Copy, in full, each line of the material that holds the word "title".

*Items from a figure collection*

/---

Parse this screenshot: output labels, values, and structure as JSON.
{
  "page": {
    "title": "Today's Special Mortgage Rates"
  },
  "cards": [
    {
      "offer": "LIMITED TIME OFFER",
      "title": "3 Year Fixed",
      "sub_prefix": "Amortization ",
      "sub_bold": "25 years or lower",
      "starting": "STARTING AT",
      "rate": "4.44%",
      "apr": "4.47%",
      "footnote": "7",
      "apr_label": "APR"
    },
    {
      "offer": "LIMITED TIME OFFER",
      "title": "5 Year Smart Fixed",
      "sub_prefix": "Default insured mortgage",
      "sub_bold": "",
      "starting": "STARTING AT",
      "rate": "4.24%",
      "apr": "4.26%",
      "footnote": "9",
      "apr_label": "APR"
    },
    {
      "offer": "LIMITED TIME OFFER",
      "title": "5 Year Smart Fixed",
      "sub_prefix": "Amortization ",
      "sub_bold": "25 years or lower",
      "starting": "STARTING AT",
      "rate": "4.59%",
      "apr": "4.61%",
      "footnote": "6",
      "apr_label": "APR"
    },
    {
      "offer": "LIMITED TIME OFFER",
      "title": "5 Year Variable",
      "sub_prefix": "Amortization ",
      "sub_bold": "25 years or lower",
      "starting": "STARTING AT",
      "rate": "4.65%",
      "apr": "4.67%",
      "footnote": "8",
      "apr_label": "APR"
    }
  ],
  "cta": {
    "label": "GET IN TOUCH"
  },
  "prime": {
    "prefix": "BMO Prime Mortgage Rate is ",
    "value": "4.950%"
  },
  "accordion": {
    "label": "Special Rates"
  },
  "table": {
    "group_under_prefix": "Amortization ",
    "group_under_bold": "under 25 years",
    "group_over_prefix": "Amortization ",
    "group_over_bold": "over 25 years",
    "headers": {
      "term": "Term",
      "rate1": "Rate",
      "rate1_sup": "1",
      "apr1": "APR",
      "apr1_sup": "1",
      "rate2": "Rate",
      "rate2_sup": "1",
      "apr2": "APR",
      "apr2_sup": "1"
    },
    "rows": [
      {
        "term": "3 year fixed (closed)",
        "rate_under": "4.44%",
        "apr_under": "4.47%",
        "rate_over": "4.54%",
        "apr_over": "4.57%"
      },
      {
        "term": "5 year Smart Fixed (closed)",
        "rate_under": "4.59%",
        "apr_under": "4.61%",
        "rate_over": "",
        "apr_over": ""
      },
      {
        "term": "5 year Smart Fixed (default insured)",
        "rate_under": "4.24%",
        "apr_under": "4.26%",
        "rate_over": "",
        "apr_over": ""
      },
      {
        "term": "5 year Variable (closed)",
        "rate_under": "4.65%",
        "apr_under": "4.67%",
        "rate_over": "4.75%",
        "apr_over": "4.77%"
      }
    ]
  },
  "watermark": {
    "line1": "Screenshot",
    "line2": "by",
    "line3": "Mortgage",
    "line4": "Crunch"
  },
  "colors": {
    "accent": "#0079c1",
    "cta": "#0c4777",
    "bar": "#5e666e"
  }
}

\---

*Full solution*
    "title": "Today's Special Mortgage Rates"
      "title": "3 Year Fixed",
      "title": "5 Year Smart Fixed",
      "title": "5 Year Smart Fixed",
      "title": "5 Year Variable",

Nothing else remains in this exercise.